**WHAT YOU NEED TO DO**
Without omitting anything, return the records precisely as given.

begin

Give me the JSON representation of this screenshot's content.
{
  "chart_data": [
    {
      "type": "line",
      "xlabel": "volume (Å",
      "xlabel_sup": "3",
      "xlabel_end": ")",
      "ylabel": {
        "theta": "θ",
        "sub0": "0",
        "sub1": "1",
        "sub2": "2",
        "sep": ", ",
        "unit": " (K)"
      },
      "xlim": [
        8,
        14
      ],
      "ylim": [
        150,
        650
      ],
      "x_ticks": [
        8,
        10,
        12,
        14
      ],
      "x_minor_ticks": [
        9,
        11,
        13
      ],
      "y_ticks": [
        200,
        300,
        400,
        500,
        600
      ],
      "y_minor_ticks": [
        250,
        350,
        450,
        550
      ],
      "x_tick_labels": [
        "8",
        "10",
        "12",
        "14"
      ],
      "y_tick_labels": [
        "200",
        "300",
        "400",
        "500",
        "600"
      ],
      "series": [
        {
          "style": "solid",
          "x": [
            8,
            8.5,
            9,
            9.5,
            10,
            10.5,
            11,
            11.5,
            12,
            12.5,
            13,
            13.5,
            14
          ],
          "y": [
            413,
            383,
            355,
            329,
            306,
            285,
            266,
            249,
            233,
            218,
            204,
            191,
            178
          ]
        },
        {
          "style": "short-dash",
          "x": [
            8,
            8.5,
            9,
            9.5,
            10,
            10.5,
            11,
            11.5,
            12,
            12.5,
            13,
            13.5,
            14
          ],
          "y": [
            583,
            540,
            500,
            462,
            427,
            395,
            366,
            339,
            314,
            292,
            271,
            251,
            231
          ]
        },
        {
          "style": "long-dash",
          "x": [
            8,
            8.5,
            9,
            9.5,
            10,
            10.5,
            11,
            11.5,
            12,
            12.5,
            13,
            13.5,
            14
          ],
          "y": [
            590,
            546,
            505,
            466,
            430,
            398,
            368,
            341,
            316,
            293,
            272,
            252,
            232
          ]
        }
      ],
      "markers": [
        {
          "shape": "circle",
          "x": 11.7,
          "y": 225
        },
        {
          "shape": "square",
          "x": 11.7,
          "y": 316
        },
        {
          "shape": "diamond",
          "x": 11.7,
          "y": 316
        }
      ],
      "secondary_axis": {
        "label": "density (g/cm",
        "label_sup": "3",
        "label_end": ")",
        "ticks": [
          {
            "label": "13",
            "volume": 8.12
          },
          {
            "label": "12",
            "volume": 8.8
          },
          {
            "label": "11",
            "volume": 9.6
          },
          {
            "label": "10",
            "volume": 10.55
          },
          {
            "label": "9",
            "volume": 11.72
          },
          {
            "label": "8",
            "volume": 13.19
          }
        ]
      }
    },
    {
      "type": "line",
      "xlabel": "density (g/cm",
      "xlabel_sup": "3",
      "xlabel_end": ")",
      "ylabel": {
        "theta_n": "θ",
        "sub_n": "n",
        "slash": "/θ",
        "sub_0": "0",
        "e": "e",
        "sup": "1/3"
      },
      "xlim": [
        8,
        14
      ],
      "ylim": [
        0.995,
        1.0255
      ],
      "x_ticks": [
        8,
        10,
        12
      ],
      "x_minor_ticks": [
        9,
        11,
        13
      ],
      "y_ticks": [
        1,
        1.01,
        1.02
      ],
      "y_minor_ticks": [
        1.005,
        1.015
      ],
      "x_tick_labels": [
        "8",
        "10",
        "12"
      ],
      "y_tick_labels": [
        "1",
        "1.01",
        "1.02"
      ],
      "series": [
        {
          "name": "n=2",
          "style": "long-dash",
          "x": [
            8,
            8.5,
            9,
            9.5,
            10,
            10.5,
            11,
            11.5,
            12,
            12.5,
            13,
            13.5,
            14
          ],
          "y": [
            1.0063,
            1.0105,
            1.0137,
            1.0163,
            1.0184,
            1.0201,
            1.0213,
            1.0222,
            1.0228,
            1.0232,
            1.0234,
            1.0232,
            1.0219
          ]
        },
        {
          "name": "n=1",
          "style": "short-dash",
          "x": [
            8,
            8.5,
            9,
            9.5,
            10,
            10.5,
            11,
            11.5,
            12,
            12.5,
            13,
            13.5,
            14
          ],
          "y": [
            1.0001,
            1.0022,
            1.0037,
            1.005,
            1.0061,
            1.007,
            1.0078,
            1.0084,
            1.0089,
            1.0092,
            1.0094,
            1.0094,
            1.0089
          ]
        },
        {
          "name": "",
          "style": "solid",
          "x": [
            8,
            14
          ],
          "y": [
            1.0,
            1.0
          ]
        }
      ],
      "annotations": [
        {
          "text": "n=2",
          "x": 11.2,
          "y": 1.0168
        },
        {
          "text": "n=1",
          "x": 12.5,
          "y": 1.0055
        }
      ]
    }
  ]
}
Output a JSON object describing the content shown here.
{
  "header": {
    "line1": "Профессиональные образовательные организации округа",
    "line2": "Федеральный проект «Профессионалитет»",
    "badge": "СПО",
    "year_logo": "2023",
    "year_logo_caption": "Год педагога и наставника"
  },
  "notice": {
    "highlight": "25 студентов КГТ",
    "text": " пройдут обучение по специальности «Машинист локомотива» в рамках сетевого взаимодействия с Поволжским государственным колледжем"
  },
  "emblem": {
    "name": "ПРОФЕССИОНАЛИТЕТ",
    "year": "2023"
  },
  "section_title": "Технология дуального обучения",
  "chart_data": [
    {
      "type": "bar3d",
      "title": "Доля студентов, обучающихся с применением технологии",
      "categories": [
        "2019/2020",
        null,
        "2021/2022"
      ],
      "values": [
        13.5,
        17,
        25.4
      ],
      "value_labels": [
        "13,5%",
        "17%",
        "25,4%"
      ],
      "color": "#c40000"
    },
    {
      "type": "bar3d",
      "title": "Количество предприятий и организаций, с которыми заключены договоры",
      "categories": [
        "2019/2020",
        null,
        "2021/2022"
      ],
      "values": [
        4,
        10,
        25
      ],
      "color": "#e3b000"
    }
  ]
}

end

**EXERCISE RESULT**
Give me the JSON representation of this screenshot's content.
{
  "chart_data": [
    {
      "type": "line",
      "xlabel": "volume (Å",
      "xlabel_sup": "3",
      "xlabel_end": ")",
      "ylabel": {
        "theta": "θ",
        "sub0": "0",
        "sub1": "1",
        "sub2": "2",
        "sep": ", ",
        "unit": " (K)"
      },
      "xlim": [
        8,
        14
      ],
      "ylim": [
        150,
        650
      ],
      "x_ticks": [
        8,
        10,
        12,
        14
      ],
      "x_minor_ticks": [
        9,
        11,
        13
      ],
      "y_ticks": [
        200,
        300,
        400,
        500,
        600
      ],
      "y_minor_ticks": [
        250,
        350,
        450,
        550
      ],
      "x_tick_labels": [
        "8",
        "10",
        "12",
        "14"
      ],
      "y_tick_labels": [
        "200",
        "300",
        "400",
        "500",
        "600"
      ],
      "series": [
        {
          "style": "solid",
          "x": [
            8,
            8.5,
            9,
            9.5,
            10,
            10.5,
            11,
            11.5,
            12,
            12.5,
            13,
            13.5,
            14
          ],
          "y": [
            413,
            383,
            355,
            329,
            306,
            285,
            266,
            249,
            233,
            218,
            204,
            191,
            178
          ]
        },
        {
          "style": "short-dash",
          "x": [
            8,
            8.5,
            9,
            9.5,
            10,
            10.5,
            11,
            11.5,
            12,
            12.5,
            13,
            13.5,
            14
          ],
          "y": [
            583,
            540,
            500,
            462,
            427,
            395,
            366,
            339,
            314,
            292,
            271,
            251,
            231
          ]
        },
        {
          "style": "long-dash",
          "x": [
            8,
            8.5,
            9,
            9.5,
            10,
            10.5,
            11,
            11.5,
            12,
            12.5,
            13,
            13.5,
            14
          ],
          "y": [
            590,
            546,
            505,
            466,
            430,
            398,
            368,
            341,
            316,
            293,
            272,
            252,
            232
          ]
        }
      ],
      "markers": [
        {
          "shape": "circle",
          "x": 11.7,
          "y": 225
        },
        {
          "shape": "square",
          "x": 11.7,
          "y": 316
        },
        {
          "shape": "diamond",
          "x": 11.7,
          "y": 316
        }
      ],
      "secondary_axis": {
        "label": "density (g/cm",
        "label_sup": "3",
        "label_end": ")",
        "ticks": [
          {
            "label": "13",
            "volume": 8.12
          },
          {
            "label": "12",
            "volume": 8.8
          },
          {
            "label": "11",
            "volume": 9.6
          },
          {
            "label": "10",
            "volume": 10.55
          },
          {
            "label": "9",
            "volume": 11.72
          },
          {
            "label": "8",
            "volume": 13.19
          }
        ]
      }
    },
    {
      "type": "line",
      "xlabel": "density (g/cm",
      "xlabel_sup": "3",
      "xlabel_end": ")",
      "ylabel": {
        "theta_n": "θ",
        "sub_n": "n",
        "slash": "/θ",
        "sub_0": "0",
        "e": "e",
        "sup": "1/3"
      },
      "xlim": [
        8,
        14
      ],
      "ylim": [
        0.995,
        1.0255
      ],
      "x_ticks": [
        8,
        10,
        12
      ],
      "x_minor_ticks": [
        9,
        11,
        13
      ],
      "y_ticks": [
        1,
        1.01,
        1.02
      ],
      "y_minor_ticks": [
        1.005,
        1.015
      ],
      "x_tick_labels": [
        "8",
        "10",
        "12"
      ],
      "y_tick_labels": [
        "1",
        "1.01",
        "1.02"
      ],
      "series": [
        {
          "name": "n=2",
          "style": "long-dash",
          "x": [
            8,
            8.5,
            9,
            9.5,
            10,
            10.5,
            11,
            11.5,
            12,
            12.5,
            13,
            13.5,
            14
          ],
          "y": [
            1.0063,
            1.0105,
            1.0137,
            1.0163,
            1.0184,
            1.0201,
            1.0213,
            1.0222,
            1.0228,
            1.0232,
            1.0234,
            1.0232,
            1.0219
          ]
        },
        {
          "name": "n=1",
          "style": "short-dash",
          "x": [
            8,
            8.5,
            9,
            9.5,
            10,
            10.5,
            11,
            11.5,
            12,
            12.5,
            13,
            13.5,
            14
          ],
          "y": [
            1.0001,
            1.0022,
            1.0037,
            1.005,
            1.0061,
            1.007,
            1.0078,
            1.0084,
            1.0089,
            1.0092,
            1.0094,
            1.0094,
            1.0089
          ]
        },
        {
          "name": "",
          "style": "solid",
          "x": [
            8,
            14
          ],
          "y": [
            1.0,
            1.0
          ]
        }
      ],
      "annotations": [
        {
          "text": "n=2",
          "x": 11.2,
          "y": 1.0168
        },
        {
          "text": "n=1",
          "x": 12.5,
          "y": 1.0055
        }
      ]
    }
  ]
}
Output a JSON object describing the content shown here.
{
  "header": {
    "line1": "Профессиональные образовательные организации округа",
    "line2": "Федеральный проект «Профессионалитет»",
    "badge": "СПО",
    "year_logo": "2023",
    "year_logo_caption": "Год педагога и наставника"
  },
  "notice": {
    "highlight": "25 студентов КГТ",
    "text": " пройдут обучение по специальности «Машинист локомотива» в рамках сетевого взаимодействия с Поволжским государственным колледжем"
  },
  "emblem": {
    "name": "ПРОФЕССИОНАЛИТЕТ",
    "year": "2023"
  },
  "section_title": "Технология дуального обучения",
  "chart_data": [
    {
      "type": "bar3d",
      "title": "Доля студентов, обучающихся с применением технологии",
      "categories": [
        "2019/2020",
        null,
        "2021/2022"
      ],
      "values": [
        13.5,
        17,
        25.4
      ],
      "value_labels": [
        "13,5%",
        "17%",
        "25,4%"
      ],
      "color": "#c40000"
    },
    {
      "type": "bar3d",
      "title": "Количество предприятий и организаций, с которыми заключены договоры",
      "categories": [
        "2019/2020",
        null,
        "2021/2022"
      ],
      "values": [
        4,
        10,
        25
      ],
      "color": "#e3b000"
    }
  ]
}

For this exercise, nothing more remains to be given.